* **Work instruction 1**
In the text on Lotz's dark ground spider, what does "FitzPatrick, 2007" in the binomial name refer to? Support your answer with the text's own wording.
* **Work instruction 2**
According to the text on Lotz's dark ground spider, at what range of altitudes does the species occur?
* **Work instruction 3**
Extend the text on Lotz's dark ground spider beyond its last sentence.

* **Document extract**
***

Lotz's Dark Ground Spider
- Conservation status: Least Concern (SANBI Red List)

Scientific classification
- Kingdom: Animalia
- Phylum: Arthropoda
- Subphylum: Chelicerata
- Class: Arachnida
- Order: Araneae
- Infraorder: Araneomorphae
- Family: Gnaphosidae
- Genus: Zelotes
- Species: Z. lotzi
- Binomial name: Zelotes lotzi FitzPatrick, 2007

= Zelotes lotzi =

- Authority: FitzPatrick, 2007
- Conservation status: LC

Species of spider

Zelotes lotzi is a species of spider in the family Gnaphosidae. It is endemic to South Africa and is commonly known as Lotz's dark ground spider.

==Distribution==
Zelotes lotzi has been sampled from three South African provinces: Free State, Limpopo, and Mpumalanga. The species occurs at altitudes ranging from 895 to 1,346 m above sea level.

Collection localities include Boshof, Tussen-die-Riviere Nature Reserve, Dendron, and Loskop Dam Nature Reserve.

***

Collected data entries:
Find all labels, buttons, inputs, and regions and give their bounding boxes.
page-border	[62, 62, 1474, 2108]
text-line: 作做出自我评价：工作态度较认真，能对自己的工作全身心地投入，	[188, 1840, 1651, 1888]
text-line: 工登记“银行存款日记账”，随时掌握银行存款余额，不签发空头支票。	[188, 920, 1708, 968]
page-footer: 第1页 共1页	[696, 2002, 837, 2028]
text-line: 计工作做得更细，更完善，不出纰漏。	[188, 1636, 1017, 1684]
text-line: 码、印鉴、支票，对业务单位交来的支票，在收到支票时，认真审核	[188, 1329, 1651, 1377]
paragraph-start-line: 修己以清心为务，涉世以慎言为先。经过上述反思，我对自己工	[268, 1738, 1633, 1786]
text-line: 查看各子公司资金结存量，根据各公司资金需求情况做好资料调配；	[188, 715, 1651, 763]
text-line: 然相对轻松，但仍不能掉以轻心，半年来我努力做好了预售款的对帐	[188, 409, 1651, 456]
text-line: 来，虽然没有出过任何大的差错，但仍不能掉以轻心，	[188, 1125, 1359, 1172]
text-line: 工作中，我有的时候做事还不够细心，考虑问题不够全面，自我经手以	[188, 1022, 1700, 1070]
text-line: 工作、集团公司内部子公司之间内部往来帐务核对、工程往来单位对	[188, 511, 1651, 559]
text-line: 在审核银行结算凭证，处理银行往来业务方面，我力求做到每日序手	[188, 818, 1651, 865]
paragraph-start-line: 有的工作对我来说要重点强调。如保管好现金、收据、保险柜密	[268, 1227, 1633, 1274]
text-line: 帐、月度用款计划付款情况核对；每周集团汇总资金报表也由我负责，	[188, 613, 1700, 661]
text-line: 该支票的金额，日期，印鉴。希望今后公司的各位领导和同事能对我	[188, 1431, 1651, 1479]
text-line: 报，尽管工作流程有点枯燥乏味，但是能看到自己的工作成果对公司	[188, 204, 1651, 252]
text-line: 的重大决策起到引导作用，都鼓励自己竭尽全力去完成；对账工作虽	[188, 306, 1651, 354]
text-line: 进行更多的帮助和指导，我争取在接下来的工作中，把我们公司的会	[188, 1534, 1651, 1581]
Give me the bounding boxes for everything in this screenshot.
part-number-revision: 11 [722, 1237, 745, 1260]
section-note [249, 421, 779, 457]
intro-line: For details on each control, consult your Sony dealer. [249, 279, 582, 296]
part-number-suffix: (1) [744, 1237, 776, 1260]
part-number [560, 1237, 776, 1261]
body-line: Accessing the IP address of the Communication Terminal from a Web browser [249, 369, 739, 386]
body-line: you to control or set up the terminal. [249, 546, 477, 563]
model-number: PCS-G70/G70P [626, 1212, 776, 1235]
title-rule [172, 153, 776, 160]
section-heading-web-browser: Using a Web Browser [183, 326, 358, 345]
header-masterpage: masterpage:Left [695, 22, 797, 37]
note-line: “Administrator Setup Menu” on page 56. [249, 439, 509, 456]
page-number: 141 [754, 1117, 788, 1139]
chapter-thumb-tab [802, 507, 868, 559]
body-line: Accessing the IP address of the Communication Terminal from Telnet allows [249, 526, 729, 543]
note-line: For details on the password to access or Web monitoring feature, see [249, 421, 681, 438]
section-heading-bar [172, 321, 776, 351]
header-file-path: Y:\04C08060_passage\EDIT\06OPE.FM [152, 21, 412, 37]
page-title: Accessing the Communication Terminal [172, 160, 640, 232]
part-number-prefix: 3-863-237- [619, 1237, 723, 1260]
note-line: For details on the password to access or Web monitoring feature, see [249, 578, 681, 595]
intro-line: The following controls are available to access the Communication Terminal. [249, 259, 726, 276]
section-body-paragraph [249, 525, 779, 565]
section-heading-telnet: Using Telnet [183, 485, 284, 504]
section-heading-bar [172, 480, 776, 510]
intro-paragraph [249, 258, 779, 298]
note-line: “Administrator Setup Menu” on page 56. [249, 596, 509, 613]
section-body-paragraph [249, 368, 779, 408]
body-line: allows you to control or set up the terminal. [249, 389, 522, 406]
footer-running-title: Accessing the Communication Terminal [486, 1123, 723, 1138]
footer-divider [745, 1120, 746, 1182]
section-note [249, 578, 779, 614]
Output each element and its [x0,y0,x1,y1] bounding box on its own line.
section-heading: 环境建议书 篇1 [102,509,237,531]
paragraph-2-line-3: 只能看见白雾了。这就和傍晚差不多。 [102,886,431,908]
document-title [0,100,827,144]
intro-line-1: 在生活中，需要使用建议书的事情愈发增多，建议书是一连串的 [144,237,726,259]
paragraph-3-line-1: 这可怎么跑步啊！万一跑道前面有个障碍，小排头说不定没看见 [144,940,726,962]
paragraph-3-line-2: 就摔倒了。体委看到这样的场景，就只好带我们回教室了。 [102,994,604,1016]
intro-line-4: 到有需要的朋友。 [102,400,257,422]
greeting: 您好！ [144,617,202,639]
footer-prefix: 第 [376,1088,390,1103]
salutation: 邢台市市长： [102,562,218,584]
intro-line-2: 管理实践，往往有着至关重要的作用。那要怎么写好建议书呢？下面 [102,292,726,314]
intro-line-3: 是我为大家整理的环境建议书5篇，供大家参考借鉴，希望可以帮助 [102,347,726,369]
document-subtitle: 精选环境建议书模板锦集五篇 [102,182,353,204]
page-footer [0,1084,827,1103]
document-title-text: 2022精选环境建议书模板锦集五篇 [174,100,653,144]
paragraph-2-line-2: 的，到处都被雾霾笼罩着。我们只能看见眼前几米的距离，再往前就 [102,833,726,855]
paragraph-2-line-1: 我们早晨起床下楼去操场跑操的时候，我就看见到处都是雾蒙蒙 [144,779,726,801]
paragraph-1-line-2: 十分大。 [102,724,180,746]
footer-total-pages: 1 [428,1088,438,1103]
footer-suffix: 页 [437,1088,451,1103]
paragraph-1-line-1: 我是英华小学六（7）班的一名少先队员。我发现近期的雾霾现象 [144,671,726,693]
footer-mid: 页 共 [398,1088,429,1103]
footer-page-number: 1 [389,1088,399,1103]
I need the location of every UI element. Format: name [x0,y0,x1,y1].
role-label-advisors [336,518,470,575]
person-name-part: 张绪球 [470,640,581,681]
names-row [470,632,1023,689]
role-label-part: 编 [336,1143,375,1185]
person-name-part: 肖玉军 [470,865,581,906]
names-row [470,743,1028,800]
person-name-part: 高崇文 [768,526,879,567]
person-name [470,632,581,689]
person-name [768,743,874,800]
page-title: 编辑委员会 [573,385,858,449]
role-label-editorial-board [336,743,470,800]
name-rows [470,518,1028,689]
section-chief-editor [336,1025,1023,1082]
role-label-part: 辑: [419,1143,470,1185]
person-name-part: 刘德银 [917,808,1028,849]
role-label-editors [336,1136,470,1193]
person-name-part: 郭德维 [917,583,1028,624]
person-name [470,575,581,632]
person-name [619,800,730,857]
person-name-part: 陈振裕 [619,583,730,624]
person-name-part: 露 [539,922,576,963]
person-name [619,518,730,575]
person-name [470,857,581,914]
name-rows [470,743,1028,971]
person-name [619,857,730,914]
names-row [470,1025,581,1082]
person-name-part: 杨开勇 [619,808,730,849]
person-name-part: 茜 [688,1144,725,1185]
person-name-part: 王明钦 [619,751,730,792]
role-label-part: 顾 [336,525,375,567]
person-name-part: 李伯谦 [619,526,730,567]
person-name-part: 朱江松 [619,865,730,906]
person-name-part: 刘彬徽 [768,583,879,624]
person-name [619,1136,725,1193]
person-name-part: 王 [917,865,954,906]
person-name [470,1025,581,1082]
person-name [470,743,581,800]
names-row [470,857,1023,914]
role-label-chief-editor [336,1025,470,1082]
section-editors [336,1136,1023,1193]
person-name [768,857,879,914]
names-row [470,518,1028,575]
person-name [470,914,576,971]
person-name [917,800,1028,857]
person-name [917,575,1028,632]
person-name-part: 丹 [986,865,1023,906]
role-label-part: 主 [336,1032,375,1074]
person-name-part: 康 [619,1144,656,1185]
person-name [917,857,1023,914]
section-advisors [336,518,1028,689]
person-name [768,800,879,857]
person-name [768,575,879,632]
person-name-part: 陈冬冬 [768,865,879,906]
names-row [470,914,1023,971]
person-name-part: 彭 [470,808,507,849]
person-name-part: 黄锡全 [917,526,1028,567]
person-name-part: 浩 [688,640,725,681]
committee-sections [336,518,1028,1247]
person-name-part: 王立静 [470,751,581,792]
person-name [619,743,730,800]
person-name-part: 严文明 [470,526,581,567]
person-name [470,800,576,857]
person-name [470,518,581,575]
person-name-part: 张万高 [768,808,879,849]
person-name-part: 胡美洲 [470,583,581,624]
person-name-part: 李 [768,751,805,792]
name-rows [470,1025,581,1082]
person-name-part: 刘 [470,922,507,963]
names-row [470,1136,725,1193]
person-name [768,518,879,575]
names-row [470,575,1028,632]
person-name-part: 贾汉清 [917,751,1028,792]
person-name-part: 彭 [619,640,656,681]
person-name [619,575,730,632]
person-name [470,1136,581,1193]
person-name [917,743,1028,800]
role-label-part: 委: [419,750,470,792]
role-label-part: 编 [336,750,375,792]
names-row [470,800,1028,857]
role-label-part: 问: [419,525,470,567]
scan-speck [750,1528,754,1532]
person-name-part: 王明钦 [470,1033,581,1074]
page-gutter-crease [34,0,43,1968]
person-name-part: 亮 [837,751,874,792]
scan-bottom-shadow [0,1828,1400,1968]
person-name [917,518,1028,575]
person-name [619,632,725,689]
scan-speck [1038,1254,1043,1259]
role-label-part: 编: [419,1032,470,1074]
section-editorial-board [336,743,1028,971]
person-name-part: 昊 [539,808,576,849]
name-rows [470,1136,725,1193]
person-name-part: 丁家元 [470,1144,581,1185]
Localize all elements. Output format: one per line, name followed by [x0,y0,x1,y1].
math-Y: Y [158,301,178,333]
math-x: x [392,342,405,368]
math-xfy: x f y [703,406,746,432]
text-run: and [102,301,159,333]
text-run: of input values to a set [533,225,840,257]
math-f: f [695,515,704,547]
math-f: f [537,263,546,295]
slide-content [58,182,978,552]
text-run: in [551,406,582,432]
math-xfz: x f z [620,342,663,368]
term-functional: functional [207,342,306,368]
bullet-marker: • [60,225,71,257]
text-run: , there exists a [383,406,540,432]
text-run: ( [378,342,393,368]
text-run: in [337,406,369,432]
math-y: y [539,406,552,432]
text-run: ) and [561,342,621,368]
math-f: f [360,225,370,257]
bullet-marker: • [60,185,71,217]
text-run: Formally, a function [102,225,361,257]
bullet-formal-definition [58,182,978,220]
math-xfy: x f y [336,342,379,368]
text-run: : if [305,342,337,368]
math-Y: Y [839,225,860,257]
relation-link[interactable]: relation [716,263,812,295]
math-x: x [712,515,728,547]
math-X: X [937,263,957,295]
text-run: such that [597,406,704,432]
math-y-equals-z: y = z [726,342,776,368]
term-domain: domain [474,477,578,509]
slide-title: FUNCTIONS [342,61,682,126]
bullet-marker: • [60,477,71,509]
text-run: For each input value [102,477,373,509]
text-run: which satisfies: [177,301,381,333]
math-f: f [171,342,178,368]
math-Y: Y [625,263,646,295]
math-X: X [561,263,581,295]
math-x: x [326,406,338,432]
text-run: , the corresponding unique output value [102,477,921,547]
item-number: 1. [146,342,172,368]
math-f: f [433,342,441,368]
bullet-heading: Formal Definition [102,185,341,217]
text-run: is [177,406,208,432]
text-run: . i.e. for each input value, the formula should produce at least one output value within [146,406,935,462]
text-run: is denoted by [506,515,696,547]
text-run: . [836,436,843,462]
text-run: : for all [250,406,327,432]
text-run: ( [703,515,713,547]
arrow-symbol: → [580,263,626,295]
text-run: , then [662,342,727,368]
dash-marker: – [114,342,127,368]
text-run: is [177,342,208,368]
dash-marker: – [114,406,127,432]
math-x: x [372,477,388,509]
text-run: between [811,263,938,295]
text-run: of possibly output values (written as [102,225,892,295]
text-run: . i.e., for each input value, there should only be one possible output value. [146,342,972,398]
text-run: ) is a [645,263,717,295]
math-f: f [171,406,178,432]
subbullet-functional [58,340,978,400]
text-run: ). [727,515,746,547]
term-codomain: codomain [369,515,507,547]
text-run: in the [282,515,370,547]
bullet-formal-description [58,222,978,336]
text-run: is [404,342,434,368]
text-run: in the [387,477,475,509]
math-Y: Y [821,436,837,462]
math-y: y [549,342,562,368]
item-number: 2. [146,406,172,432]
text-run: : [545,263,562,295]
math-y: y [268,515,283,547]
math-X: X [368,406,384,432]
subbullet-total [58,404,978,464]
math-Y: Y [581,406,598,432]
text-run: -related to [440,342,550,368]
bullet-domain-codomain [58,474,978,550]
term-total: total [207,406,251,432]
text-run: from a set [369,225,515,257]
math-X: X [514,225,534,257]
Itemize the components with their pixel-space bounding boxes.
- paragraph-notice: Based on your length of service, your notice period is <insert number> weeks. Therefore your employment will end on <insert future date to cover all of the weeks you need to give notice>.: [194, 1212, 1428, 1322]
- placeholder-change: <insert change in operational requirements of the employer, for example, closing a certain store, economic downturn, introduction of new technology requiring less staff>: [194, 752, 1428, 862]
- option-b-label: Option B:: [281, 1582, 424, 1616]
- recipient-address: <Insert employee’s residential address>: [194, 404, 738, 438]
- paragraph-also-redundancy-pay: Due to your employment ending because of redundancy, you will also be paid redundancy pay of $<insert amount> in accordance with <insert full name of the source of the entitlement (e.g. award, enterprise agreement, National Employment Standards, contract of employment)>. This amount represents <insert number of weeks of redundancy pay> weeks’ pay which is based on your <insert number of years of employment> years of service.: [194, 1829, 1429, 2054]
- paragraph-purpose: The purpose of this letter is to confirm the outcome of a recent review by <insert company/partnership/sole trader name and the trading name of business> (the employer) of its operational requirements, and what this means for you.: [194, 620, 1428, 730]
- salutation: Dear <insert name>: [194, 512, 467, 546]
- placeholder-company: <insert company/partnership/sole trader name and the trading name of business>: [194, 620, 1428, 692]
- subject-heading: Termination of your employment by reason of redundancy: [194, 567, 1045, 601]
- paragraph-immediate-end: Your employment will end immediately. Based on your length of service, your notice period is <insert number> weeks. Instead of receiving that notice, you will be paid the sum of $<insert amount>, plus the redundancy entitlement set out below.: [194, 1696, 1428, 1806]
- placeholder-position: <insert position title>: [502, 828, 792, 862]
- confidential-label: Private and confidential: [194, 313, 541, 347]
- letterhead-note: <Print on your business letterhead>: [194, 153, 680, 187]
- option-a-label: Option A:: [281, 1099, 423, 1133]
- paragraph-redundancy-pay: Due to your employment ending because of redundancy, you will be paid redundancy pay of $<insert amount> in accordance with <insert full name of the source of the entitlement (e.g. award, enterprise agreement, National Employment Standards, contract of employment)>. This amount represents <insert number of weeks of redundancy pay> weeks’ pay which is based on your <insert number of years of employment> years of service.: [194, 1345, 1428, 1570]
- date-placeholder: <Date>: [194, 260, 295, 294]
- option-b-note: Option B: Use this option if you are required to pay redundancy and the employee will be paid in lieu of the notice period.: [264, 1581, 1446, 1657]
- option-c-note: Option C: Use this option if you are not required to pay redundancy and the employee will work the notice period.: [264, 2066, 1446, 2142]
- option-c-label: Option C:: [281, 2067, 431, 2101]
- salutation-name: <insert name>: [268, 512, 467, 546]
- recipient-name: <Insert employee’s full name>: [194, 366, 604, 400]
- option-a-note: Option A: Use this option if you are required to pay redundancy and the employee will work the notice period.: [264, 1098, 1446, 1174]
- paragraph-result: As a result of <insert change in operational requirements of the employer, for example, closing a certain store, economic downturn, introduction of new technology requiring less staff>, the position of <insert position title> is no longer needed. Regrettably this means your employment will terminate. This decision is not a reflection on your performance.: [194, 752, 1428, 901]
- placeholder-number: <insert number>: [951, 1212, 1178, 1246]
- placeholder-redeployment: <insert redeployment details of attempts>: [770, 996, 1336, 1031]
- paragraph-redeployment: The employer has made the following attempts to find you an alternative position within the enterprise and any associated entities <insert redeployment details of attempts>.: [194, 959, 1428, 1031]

***

* **Reply 1**
"FitzPatrick, 2007" is the authority for the name Zelotes lotzi. The text says so in the line "Authority: FitzPatrick, 2007", which repeats the words that follow the species name in "Binomial name: Zelotes lotzi FitzPatrick, 2007".

* **Reply 2**
From 895 to 1,346 m above sea level.

* **Reply 3**
==Habitat and ecology==
Zelotes lotzi are free-running ground spiders found under stones during the day. The species has been sampled from the Grassland and Savanna biomes.

==Conservation==
Zelotes lotzi is listed as Least Concern by the South African National Biodiversity Institute due to its wide geographic range. There are no significant threats to the species, and it is protected in Tussen-die-Riviere Nature Reserve and Loskop Dam Nature Reserve.

==Etymology==
The species is named after arachnologist Leon N. Lotz.

==Taxonomy==
The species was described by FitzPatrick in 2007 from Boshof. The species is known from both sexes.